* _Task directions_: Where the string "JSON" occurs in a line of the entries below, copy that line.
○ ○ ○ ○ ○
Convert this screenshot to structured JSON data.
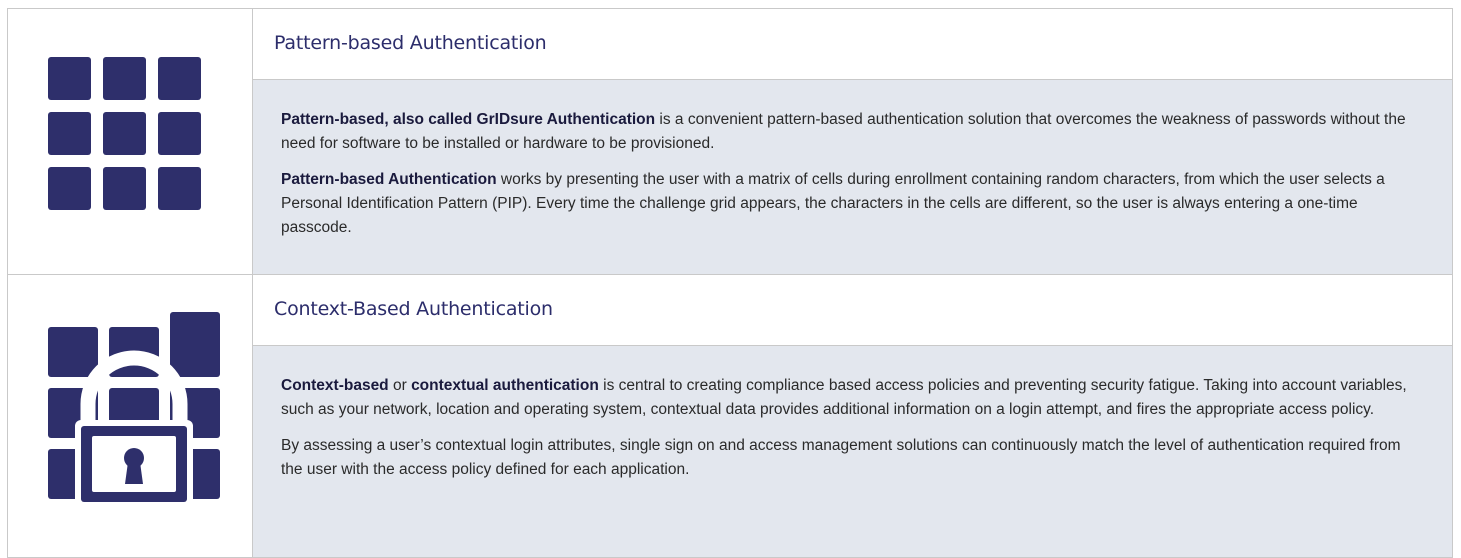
{
  "sections": [
    {
      "title": "Pattern-based Authentication",
      "icon": "grid-icon",
      "paragraphs": [
        {
          "bold": "Pattern-based, also called GrIDsure Authentication",
          "text": " is a convenient pattern-based authentication solution that overcomes the weakness of passwords without the need for software to be installed or hardware to be provisioned."
        },
        {
          "bold": "Pattern-based Authentication",
          "text": " works by presenting the user with a matrix of cells during enrollment containing random characters, from which the user selects a Personal Identification Pattern (PIP). Every time the challenge grid appears, the characters in the cells are different, so the user is always entering a one-time passcode."
        }
      ]
    },
    {
      "title": "Context-Based Authentication",
      "icon": "padlock-grid-icon",
      "paragraphs": [
        {
          "bold": "Context-based",
          "mid": " or ",
          "bold2": "contextual authentication",
          "text": " is central to creating compliance based access policies and preventing security fatigue. Taking into account variables, such as your network, location and operating system, contextual data provides additional information on a login attempt, and fires the appropriate access policy."
        },
        {
          "text": "By assessing a user’s contextual login attributes, single sign on and access management solutions can continuously match the level of authentication required from the user with the access policy defined for each application."
        }
      ]
    }
  ],
  "colors": {
    "icon": "#2e2f6b",
    "title": "#2c2d6b",
    "body_bg": "#e3e7ee",
    "border": "#c9c9c9"
  }
}
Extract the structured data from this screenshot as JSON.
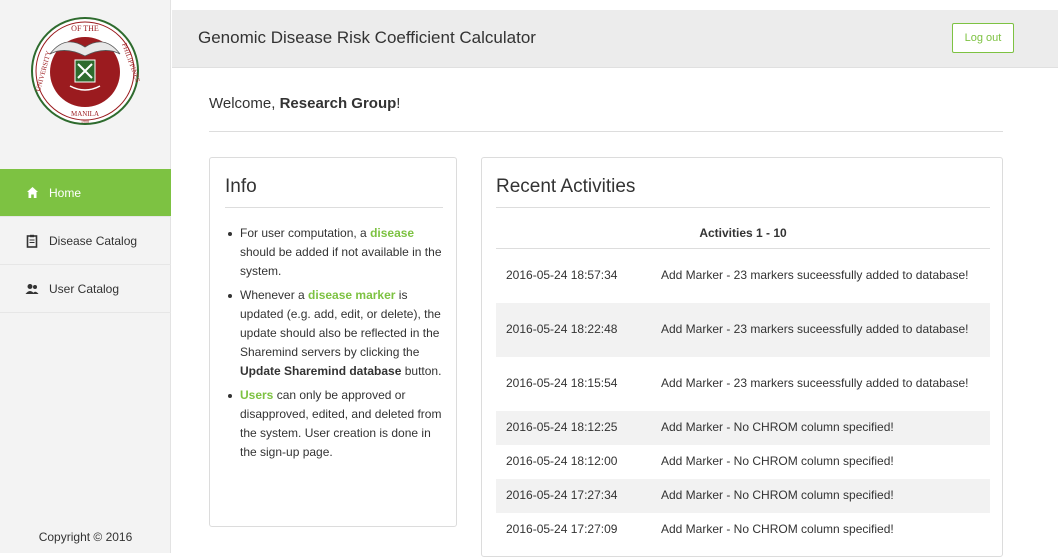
{
  "brand": {
    "logo_label": "University of the Philippines Manila seal",
    "seal_text_top": "OF THE",
    "seal_text_left": "UNIVERSITY",
    "seal_text_right": "PHILIPPINES",
    "seal_text_bottom": "MANILA",
    "seal_year": "1908"
  },
  "sidebar": {
    "items": [
      {
        "label": "Home",
        "icon": "home-icon",
        "active": true
      },
      {
        "label": "Disease Catalog",
        "icon": "clipboard-icon",
        "active": false
      },
      {
        "label": "User Catalog",
        "icon": "users-icon",
        "active": false
      }
    ],
    "copyright": "Copyright © 2016"
  },
  "header": {
    "title": "Genomic Disease Risk Coefficient Calculator",
    "logout_label": "Log out"
  },
  "welcome": {
    "prefix": "Welcome, ",
    "name": "Research Group",
    "suffix": "!"
  },
  "info": {
    "title": "Info",
    "bullet1": {
      "a": "For user computation, a ",
      "link": "disease",
      "b": " should be added if not available in the system."
    },
    "bullet2": {
      "a": "Whenever a ",
      "link": "disease marker",
      "b": " is updated (e.g. add, edit, or delete), the update should also be reflected in the Sharemind servers by clicking the ",
      "bold": "Update Sharemind database",
      "c": " button."
    },
    "bullet3": {
      "link": "Users",
      "b": " can only be approved or disapproved, edited, and deleted from the system. User creation is done in the sign-up page."
    }
  },
  "recent": {
    "title": "Recent Activities",
    "subtitle": "Activities 1 - 10",
    "rows": [
      {
        "time": "2016-05-24 18:57:34",
        "activity": "Add Marker - 23 markers suceessfully added to database!"
      },
      {
        "time": "2016-05-24 18:22:48",
        "activity": "Add Marker - 23 markers suceessfully added to database!"
      },
      {
        "time": "2016-05-24 18:15:54",
        "activity": "Add Marker - 23 markers suceessfully added to database!"
      },
      {
        "time": "2016-05-24 18:12:25",
        "activity": "Add Marker - No CHROM column specified!"
      },
      {
        "time": "2016-05-24 18:12:00",
        "activity": "Add Marker - No CHROM column specified!"
      },
      {
        "time": "2016-05-24 17:27:34",
        "activity": "Add Marker - No CHROM column specified!"
      },
      {
        "time": "2016-05-24 17:27:09",
        "activity": "Add Marker - No CHROM column specified!"
      }
    ]
  },
  "colors": {
    "accent": "#7dc242",
    "seal_red": "#9b1b1f",
    "seal_green": "#2e6b2e"
  }
}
○ ○ ○ ○ ○
* _Worked solution_:
Convert this screenshot to structured JSON data.
Extract the structured data from this screenshot as JSON.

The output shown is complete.